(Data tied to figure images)
________
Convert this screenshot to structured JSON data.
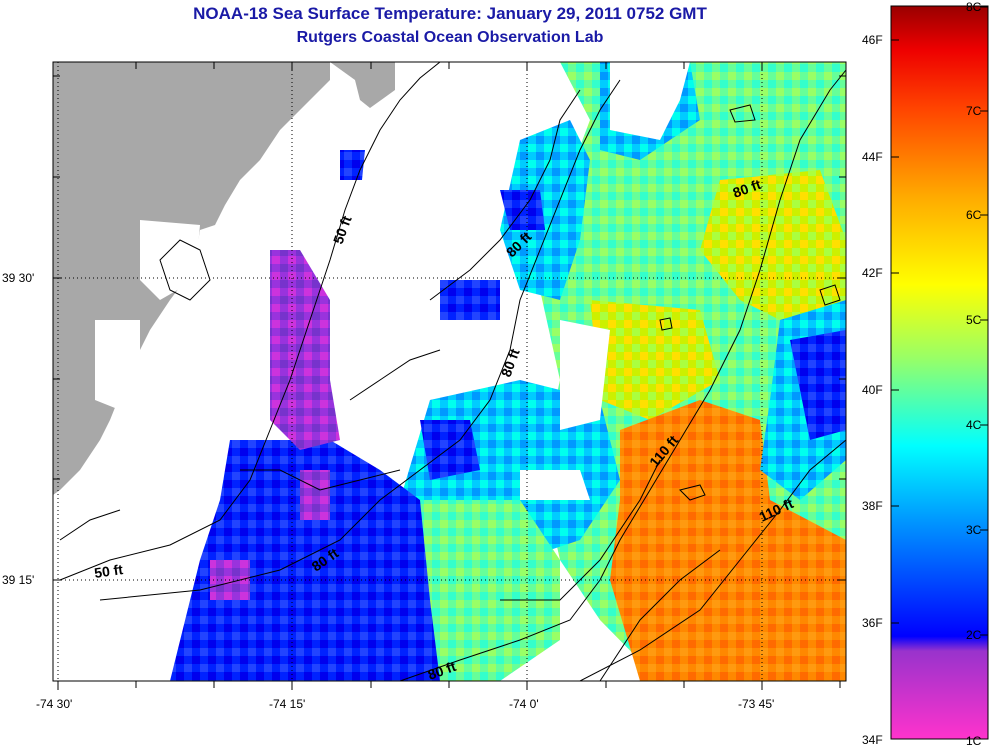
{
  "title": "NOAA-18 Sea Surface Temperature:  January 29, 2011 0752 GMT",
  "subtitle": "Rutgers Coastal Ocean Observation Lab",
  "map": {
    "lat_labels": [
      "39 30'",
      "39 15'"
    ],
    "lon_labels": [
      "-74 30'",
      "-74 15'",
      "-74 0'",
      "-73 45'"
    ],
    "land_color": "#a8a8a8",
    "contour_labels": [
      {
        "text": "50 ft",
        "name": "contour-label-50ft-north"
      },
      {
        "text": "50 ft",
        "name": "contour-label-50ft-south"
      },
      {
        "text": "80 ft",
        "name": "contour-label-80ft-a"
      },
      {
        "text": "80 ft",
        "name": "contour-label-80ft-b"
      },
      {
        "text": "80 ft",
        "name": "contour-label-80ft-c"
      },
      {
        "text": "80 ft",
        "name": "contour-label-80ft-d"
      },
      {
        "text": "80 ft",
        "name": "contour-label-80ft-e"
      },
      {
        "text": "110 ft",
        "name": "contour-label-110ft-a"
      },
      {
        "text": "110 ft",
        "name": "contour-label-110ft-b"
      }
    ]
  },
  "colorbar": {
    "fahrenheit_labels": [
      "46F",
      "44F",
      "42F",
      "40F",
      "38F",
      "36F",
      "34F"
    ],
    "celsius_labels": [
      "8C",
      "7C",
      "6C",
      "5C",
      "4C",
      "3C",
      "2C",
      "1C"
    ],
    "colors": [
      "#ff33cc",
      "#9933cc",
      "#0000ff",
      "#0099ff",
      "#00ffff",
      "#99ff66",
      "#ffff00",
      "#ffaa00",
      "#ff5500",
      "#ff0000",
      "#990000"
    ]
  }
}
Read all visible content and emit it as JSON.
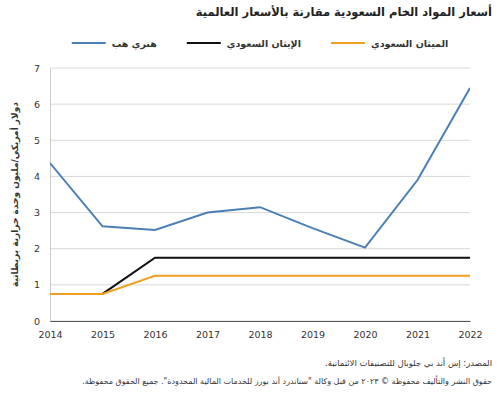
{
  "chart_data": {
    "type": "line",
    "title": "أسعار المواد الخام السعودية مقارنة بالأسعار العالمية",
    "y_label": "دولار أمريكي/مليون وحدة حرارية بريطانية",
    "source": "المصدر: إس أند بي جلوبال للتصنيفات الائتمانية.",
    "copyright": "حقوق النشر والتأليف محفوظة © ٢٠٢٣ من قبل وكالة \"ستاندرد أند بورز للخدمات المالية المحدودة\". جميع الحقوق محفوظة.",
    "x": [
      2014,
      2015,
      2016,
      2017,
      2018,
      2019,
      2020,
      2021,
      2022
    ],
    "xlim": [
      2014,
      2022
    ],
    "xticks": [
      2014,
      2015,
      2016,
      2017,
      2018,
      2019,
      2020,
      2021,
      2022
    ],
    "ylim": [
      0,
      7
    ],
    "yticks": [
      0,
      1,
      2,
      3,
      4,
      5,
      6,
      7
    ],
    "grid": true,
    "legend": "top",
    "series": [
      {
        "name": "هنري هب",
        "color": "#4a7fb5",
        "values": [
          4.37,
          2.62,
          2.52,
          3.0,
          3.15,
          2.57,
          2.03,
          3.9,
          6.45
        ]
      },
      {
        "name": "الإيثان السعودي",
        "color": "#111111",
        "values": [
          0.75,
          0.75,
          1.75,
          1.75,
          1.75,
          1.75,
          1.75,
          1.75,
          1.75
        ]
      },
      {
        "name": "الميثان السعودي",
        "color": "#f0a020",
        "values": [
          0.75,
          0.75,
          1.25,
          1.25,
          1.25,
          1.25,
          1.25,
          1.25,
          1.25
        ]
      }
    ]
  }
}
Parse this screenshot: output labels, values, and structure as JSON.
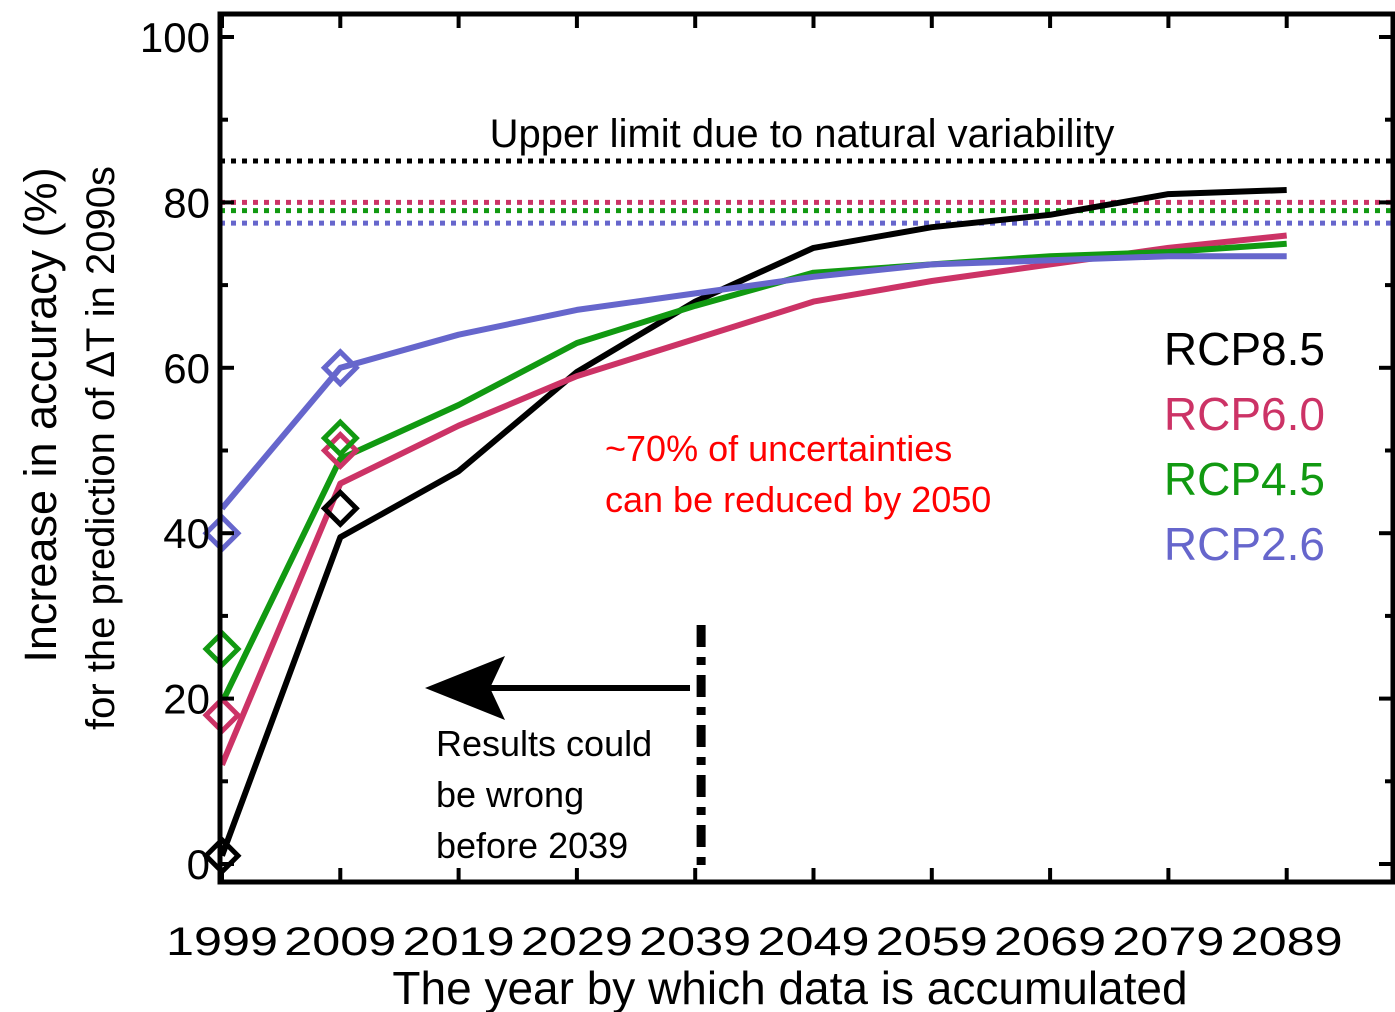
{
  "chart_data": {
    "type": "line",
    "xlabel": "The year by which data is accumulated",
    "ylabel_line1": "Increase in accuracy (%)",
    "ylabel_line2": "for the prediction of ∆T in 2090s",
    "x": [
      1999,
      2009,
      2019,
      2029,
      2039,
      2049,
      2059,
      2069,
      2079,
      2089
    ],
    "xlim": [
      1999,
      2099
    ],
    "ylim": [
      -2,
      102
    ],
    "yticks": [
      0,
      20,
      40,
      60,
      80,
      100
    ],
    "series": [
      {
        "name": "RCP8.5",
        "color": "#000000",
        "values": [
          1,
          39.5,
          47.5,
          59.5,
          68,
          74.5,
          77,
          78.5,
          81,
          81.5
        ],
        "marker_values": [
          1,
          43
        ]
      },
      {
        "name": "RCP6.0",
        "color": "#cc3366",
        "values": [
          12,
          46,
          53,
          59,
          63.5,
          68,
          70.5,
          72.5,
          74.5,
          76
        ],
        "marker_values": [
          18,
          50
        ]
      },
      {
        "name": "RCP4.5",
        "color": "#119911",
        "values": [
          19.5,
          49,
          55.5,
          63,
          67.5,
          71.5,
          72.5,
          73.5,
          74,
          75
        ],
        "marker_values": [
          26,
          51.5
        ]
      },
      {
        "name": "RCP2.6",
        "color": "#6666cc",
        "values": [
          43,
          60,
          64,
          67,
          69,
          71,
          72.5,
          73,
          73.5,
          73.5
        ],
        "marker_values": [
          40,
          60
        ]
      }
    ],
    "reference_lines": [
      {
        "series": "RCP8.5",
        "y": 85
      },
      {
        "series": "RCP6.0",
        "y": 80
      },
      {
        "series": "RCP4.5",
        "y": 79
      },
      {
        "series": "RCP2.6",
        "y": 77.5
      }
    ],
    "cutoff_year": 2039.5,
    "legend_position": "right"
  },
  "annotations": {
    "upper_limit": "Upper limit due to natural variability",
    "uncertainty_line1": "~70% of uncertainties",
    "uncertainty_line2": "can be reduced by 2050",
    "warning_line1": "Results could",
    "warning_line2": "be wrong",
    "warning_line3": "before 2039"
  },
  "colors": {
    "annotation_red": "#ff0000"
  }
}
________
> [AIM]: Pictures in the records above should not be copied. Repeat everything else exactly.

> [PROBLEM SOLUTION]:
Convert this screenshot to structured JSON data.
{
  "title": "NOAA-18 Sea Surface Temperature:  January 29, 2011 0752 GMT",
  "subtitle": "Rutgers Coastal Ocean Observation Lab",
  "map": {
    "lat_labels": [
      "39 30'",
      "39 15'"
    ],
    "lon_labels": [
      "-74 30'",
      "-74 15'",
      "-74 0'",
      "-73 45'"
    ],
    "land_color": "#a8a8a8",
    "contour_labels": [
      {
        "text": "50 ft",
        "name": "contour-label-50ft-north"
      },
      {
        "text": "50 ft",
        "name": "contour-label-50ft-south"
      },
      {
        "text": "80 ft",
        "name": "contour-label-80ft-a"
      },
      {
        "text": "80 ft",
        "name": "contour-label-80ft-b"
      },
      {
        "text": "80 ft",
        "name": "contour-label-80ft-c"
      },
      {
        "text": "80 ft",
        "name": "contour-label-80ft-d"
      },
      {
        "text": "80 ft",
        "name": "contour-label-80ft-e"
      },
      {
        "text": "110 ft",
        "name": "contour-label-110ft-a"
      },
      {
        "text": "110 ft",
        "name": "contour-label-110ft-b"
      }
    ]
  },
  "colorbar": {
    "fahrenheit_labels": [
      "46F",
      "44F",
      "42F",
      "40F",
      "38F",
      "36F",
      "34F"
    ],
    "celsius_labels": [
      "8C",
      "7C",
      "6C",
      "5C",
      "4C",
      "3C",
      "2C",
      "1C"
    ],
    "colors": [
      "#ff33cc",
      "#9933cc",
      "#0000ff",
      "#0099ff",
      "#00ffff",
      "#99ff66",
      "#ffff00",
      "#ffaa00",
      "#ff5500",
      "#ff0000",
      "#990000"
    ]
  }
}
Read all visible content and emit it as JSON.
{
  "chart_data": {
    "type": "line",
    "title": "أسعار المواد الخام السعودية مقارنة بالأسعار العالمية",
    "y_label": "دولار أمريكي/مليون وحدة حرارية بريطانية",
    "source": "المصدر: إس أند بي جلوبال للتصنيفات الائتمانية.",
    "copyright": "حقوق النشر والتأليف محفوظة © ٢٠٢٣ من قبل وكالة \"ستاندرد أند بورز للخدمات المالية المحدودة\". جميع الحقوق محفوظة.",
    "x": [
      2014,
      2015,
      2016,
      2017,
      2018,
      2019,
      2020,
      2021,
      2022
    ],
    "xlim": [
      2014,
      2022
    ],
    "xticks": [
      2014,
      2015,
      2016,
      2017,
      2018,
      2019,
      2020,
      2021,
      2022
    ],
    "ylim": [
      0,
      7
    ],
    "yticks": [
      0,
      1,
      2,
      3,
      4,
      5,
      6,
      7
    ],
    "grid": true,
    "legend": "top",
    "series": [
      {
        "name": "هنري هب",
        "color": "#4a7fb5",
        "values": [
          4.37,
          2.62,
          2.52,
          3.0,
          3.15,
          2.57,
          2.03,
          3.9,
          6.45
        ]
      },
      {
        "name": "الإيثان السعودي",
        "color": "#111111",
        "values": [
          0.75,
          0.75,
          1.75,
          1.75,
          1.75,
          1.75,
          1.75,
          1.75,
          1.75
        ]
      },
      {
        "name": "الميثان السعودي",
        "color": "#f0a020",
        "values": [
          0.75,
          0.75,
          1.25,
          1.25,
          1.25,
          1.25,
          1.25,
          1.25,
          1.25
        ]
      }
    ]
  }
}
Parse this screenshot: output labels, values, and structure as JSON.
{
  "chart_data": {
    "type": "line",
    "xlabel": "The year by which data is accumulated",
    "ylabel_line1": "Increase in accuracy (%)",
    "ylabel_line2": "for the prediction of ∆T in 2090s",
    "x": [
      1999,
      2009,
      2019,
      2029,
      2039,
      2049,
      2059,
      2069,
      2079,
      2089
    ],
    "xlim": [
      1999,
      2099
    ],
    "ylim": [
      -2,
      102
    ],
    "yticks": [
      0,
      20,
      40,
      60,
      80,
      100
    ],
    "series": [
      {
        "name": "RCP8.5",
        "color": "#000000",
        "values": [
          1,
          39.5,
          47.5,
          59.5,
          68,
          74.5,
          77,
          78.5,
          81,
          81.5
        ],
        "marker_values": [
          1,
          43
        ]
      },
      {
        "name": "RCP6.0",
        "color": "#cc3366",
        "values": [
          12,
          46,
          53,
          59,
          63.5,
          68,
          70.5,
          72.5,
          74.5,
          76
        ],
        "marker_values": [
          18,
          50
        ]
      },
      {
        "name": "RCP4.5",
        "color": "#119911",
        "values": [
          19.5,
          49,
          55.5,
          63,
          67.5,
          71.5,
          72.5,
          73.5,
          74,
          75
        ],
        "marker_values": [
          26,
          51.5
        ]
      },
      {
        "name": "RCP2.6",
        "color": "#6666cc",
        "values": [
          43,
          60,
          64,
          67,
          69,
          71,
          72.5,
          73,
          73.5,
          73.5
        ],
        "marker_values": [
          40,
          60
        ]
      }
    ],
    "reference_lines": [
      {
        "series": "RCP8.5",
        "y": 85
      },
      {
        "series": "RCP6.0",
        "y": 80
      },
      {
        "series": "RCP4.5",
        "y": 79
      },
      {
        "series": "RCP2.6",
        "y": 77.5
      }
    ],
    "cutoff_year": 2039.5,
    "legend_position": "right"
  },
  "annotations": {
    "upper_limit": "Upper limit due to natural variability",
    "uncertainty_line1": "~70% of uncertainties",
    "uncertainty_line2": "can be reduced by 2050",
    "warning_line1": "Results could",
    "warning_line2": "be wrong",
    "warning_line3": "before 2039"
  },
  "colors": {
    "annotation_red": "#ff0000"
  }
}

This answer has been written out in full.